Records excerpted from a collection
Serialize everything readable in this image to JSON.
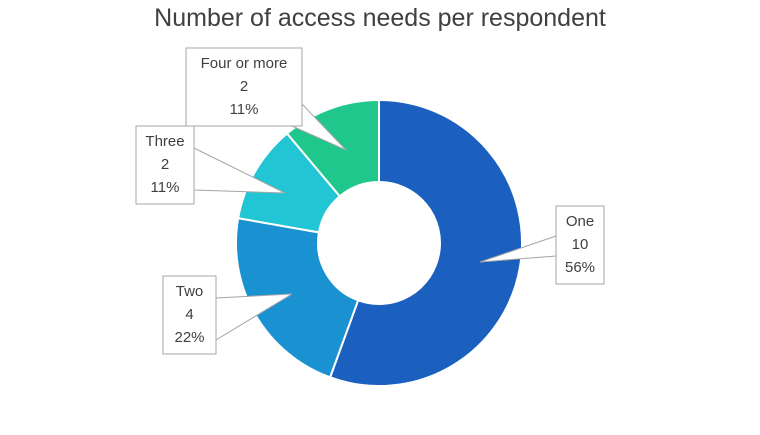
{
  "chart_data": {
    "type": "pie",
    "variant": "doughnut",
    "title": "Number of access needs per respondent",
    "categories": [
      "One",
      "Two",
      "Three",
      "Four or more"
    ],
    "values": [
      10,
      4,
      2,
      2
    ],
    "percent_labels": [
      "56%",
      "22%",
      "11%",
      "11%"
    ],
    "value_labels": [
      "10",
      "4",
      "2",
      "2"
    ],
    "colors": [
      "#1b60be",
      "#1a92d2",
      "#21c5d3",
      "#20c78c"
    ],
    "legend": "none",
    "data_labels": "callouts"
  }
}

:: Exercise ::
Could you reproduce every record above exactly, leaving out the pictures?

:: Complete answer ::
Serialize everything readable in this image to JSON.
{
  "chart_data": {
    "type": "pie",
    "variant": "doughnut",
    "title": "Number of access needs per respondent",
    "categories": [
      "One",
      "Two",
      "Three",
      "Four or more"
    ],
    "values": [
      10,
      4,
      2,
      2
    ],
    "percent_labels": [
      "56%",
      "22%",
      "11%",
      "11%"
    ],
    "value_labels": [
      "10",
      "4",
      "2",
      "2"
    ],
    "colors": [
      "#1b60be",
      "#1a92d2",
      "#21c5d3",
      "#20c78c"
    ],
    "legend": "none",
    "data_labels": "callouts"
  }
}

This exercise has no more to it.